-- Start of DATA LISTING --
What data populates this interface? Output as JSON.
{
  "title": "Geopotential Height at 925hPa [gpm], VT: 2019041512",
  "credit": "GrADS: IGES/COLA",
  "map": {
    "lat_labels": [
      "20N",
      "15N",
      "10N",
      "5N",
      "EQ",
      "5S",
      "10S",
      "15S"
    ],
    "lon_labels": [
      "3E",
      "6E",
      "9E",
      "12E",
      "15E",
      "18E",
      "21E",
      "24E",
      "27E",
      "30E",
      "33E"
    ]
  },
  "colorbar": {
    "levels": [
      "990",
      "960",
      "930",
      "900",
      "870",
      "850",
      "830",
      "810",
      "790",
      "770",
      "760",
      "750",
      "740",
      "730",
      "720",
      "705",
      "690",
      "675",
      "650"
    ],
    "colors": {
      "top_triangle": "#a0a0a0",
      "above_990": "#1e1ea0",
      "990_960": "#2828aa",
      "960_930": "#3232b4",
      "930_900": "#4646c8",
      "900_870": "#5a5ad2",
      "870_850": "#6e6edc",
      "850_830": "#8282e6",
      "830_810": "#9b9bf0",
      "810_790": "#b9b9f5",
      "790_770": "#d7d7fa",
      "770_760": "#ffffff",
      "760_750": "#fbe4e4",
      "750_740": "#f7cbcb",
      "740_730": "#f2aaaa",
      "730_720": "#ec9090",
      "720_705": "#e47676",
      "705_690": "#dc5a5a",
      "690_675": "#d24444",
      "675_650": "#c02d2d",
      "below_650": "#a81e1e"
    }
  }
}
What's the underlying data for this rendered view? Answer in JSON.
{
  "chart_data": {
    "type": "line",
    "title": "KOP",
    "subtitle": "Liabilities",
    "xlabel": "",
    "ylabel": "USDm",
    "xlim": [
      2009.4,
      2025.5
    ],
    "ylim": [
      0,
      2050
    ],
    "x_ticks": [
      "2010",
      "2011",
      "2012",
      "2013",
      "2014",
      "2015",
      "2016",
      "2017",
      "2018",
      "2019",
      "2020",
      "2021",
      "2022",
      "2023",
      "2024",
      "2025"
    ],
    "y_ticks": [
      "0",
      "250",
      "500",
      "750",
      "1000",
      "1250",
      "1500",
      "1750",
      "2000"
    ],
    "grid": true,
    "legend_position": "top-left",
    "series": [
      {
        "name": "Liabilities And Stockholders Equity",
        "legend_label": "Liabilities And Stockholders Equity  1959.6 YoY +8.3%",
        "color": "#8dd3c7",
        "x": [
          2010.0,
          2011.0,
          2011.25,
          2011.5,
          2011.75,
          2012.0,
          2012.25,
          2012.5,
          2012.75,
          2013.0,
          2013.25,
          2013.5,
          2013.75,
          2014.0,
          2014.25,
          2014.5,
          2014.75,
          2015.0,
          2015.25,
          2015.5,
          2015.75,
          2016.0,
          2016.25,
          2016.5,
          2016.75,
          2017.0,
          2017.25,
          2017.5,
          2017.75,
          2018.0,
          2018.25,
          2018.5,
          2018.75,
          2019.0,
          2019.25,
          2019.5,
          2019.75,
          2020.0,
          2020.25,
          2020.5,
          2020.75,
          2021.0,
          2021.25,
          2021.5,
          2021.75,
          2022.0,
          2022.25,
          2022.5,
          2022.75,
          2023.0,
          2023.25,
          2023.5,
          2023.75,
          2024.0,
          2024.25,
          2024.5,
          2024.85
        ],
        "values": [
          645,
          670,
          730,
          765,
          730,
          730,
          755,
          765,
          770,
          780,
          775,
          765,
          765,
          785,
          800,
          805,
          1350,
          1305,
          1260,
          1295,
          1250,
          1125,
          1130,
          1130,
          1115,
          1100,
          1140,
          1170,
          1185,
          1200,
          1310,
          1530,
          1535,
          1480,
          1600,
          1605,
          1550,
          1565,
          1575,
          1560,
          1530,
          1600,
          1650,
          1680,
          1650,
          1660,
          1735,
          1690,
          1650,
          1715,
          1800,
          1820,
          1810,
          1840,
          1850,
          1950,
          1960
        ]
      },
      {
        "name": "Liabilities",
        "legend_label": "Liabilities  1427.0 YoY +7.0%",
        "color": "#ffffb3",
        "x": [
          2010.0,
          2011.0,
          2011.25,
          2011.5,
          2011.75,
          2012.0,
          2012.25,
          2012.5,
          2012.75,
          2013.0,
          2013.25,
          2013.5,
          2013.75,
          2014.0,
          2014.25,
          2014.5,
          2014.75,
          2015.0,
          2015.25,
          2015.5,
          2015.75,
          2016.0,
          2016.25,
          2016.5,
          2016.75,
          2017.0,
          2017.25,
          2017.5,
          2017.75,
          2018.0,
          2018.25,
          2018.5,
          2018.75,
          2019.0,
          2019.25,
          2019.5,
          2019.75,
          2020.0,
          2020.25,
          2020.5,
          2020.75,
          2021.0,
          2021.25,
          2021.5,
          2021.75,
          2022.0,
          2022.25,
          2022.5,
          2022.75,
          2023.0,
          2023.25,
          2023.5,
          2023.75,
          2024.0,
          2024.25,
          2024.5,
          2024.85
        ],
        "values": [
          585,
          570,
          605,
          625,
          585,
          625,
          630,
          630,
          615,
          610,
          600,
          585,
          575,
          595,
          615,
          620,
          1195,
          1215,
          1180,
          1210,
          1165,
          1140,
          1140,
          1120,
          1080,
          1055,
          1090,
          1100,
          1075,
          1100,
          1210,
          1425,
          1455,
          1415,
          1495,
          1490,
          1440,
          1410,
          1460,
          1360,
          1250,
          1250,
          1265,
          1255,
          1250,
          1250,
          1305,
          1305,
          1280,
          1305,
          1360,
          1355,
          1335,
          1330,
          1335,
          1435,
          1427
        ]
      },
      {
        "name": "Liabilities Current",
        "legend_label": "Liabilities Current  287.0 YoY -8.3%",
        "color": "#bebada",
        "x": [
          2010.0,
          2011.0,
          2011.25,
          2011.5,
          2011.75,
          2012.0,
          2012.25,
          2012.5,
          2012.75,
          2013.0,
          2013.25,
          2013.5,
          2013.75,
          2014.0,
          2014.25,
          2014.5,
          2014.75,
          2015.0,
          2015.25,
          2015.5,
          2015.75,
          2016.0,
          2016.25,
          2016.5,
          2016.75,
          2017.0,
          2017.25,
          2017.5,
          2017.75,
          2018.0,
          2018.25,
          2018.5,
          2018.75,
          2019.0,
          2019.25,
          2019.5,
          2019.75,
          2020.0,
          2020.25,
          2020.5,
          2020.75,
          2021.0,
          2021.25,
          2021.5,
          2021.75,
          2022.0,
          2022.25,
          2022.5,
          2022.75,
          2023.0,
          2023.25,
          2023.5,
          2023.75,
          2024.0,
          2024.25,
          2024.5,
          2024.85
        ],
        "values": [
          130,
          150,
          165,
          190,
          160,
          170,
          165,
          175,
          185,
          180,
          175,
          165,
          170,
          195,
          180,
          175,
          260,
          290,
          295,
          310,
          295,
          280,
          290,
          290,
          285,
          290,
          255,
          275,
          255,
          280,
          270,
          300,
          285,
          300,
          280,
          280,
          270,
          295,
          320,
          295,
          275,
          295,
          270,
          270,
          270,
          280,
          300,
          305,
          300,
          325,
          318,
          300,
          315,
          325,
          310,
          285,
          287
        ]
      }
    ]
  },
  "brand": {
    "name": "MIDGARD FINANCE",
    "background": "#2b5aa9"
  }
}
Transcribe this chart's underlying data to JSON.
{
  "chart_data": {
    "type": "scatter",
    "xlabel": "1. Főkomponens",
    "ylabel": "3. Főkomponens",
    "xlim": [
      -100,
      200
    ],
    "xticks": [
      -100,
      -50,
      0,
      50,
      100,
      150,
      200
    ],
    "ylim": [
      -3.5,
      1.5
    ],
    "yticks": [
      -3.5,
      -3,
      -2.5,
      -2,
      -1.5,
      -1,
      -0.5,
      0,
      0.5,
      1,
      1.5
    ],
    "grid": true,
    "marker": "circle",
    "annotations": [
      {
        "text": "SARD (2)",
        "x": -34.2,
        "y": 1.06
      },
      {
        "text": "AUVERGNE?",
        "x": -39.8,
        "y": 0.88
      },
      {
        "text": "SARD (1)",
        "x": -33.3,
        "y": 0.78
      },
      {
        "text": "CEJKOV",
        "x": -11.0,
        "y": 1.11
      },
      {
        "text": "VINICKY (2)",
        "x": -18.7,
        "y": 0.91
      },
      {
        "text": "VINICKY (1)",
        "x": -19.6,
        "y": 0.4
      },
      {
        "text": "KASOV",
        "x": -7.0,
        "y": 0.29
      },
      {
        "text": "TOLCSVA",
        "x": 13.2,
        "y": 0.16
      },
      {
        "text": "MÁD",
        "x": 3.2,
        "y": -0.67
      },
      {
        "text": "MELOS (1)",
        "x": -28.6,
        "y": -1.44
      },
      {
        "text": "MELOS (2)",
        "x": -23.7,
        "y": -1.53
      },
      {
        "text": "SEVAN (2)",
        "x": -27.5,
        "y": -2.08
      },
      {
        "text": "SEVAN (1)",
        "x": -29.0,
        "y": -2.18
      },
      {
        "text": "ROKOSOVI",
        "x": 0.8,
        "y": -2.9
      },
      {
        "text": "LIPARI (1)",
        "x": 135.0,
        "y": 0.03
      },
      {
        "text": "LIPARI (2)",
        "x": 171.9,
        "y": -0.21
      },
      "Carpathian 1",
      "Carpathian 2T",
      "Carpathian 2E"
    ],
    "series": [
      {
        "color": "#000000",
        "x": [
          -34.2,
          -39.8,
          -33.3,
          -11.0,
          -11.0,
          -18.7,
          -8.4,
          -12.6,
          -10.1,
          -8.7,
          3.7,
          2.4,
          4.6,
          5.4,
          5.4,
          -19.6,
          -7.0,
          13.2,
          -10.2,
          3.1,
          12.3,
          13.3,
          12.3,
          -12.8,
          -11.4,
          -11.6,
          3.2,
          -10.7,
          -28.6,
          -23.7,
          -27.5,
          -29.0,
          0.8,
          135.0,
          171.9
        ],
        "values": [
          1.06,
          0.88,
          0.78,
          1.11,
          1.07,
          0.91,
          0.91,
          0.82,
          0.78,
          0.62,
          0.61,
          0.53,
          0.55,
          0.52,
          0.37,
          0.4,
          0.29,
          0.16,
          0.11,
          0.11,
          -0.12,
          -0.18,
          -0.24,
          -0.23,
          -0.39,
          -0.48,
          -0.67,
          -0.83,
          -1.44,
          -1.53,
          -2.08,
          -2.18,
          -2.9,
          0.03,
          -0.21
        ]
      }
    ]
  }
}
-- End of DATA LISTING --
* **WRITTEN PROBLEM**
Copy each line of the listing that holds the word "this".

* **CORRECT RESPONSE**
What data populates this interface? Output as JSON.
What's the underlying data for this rendered view? Answer in JSON.
Transcribe this chart's underlying data to JSON.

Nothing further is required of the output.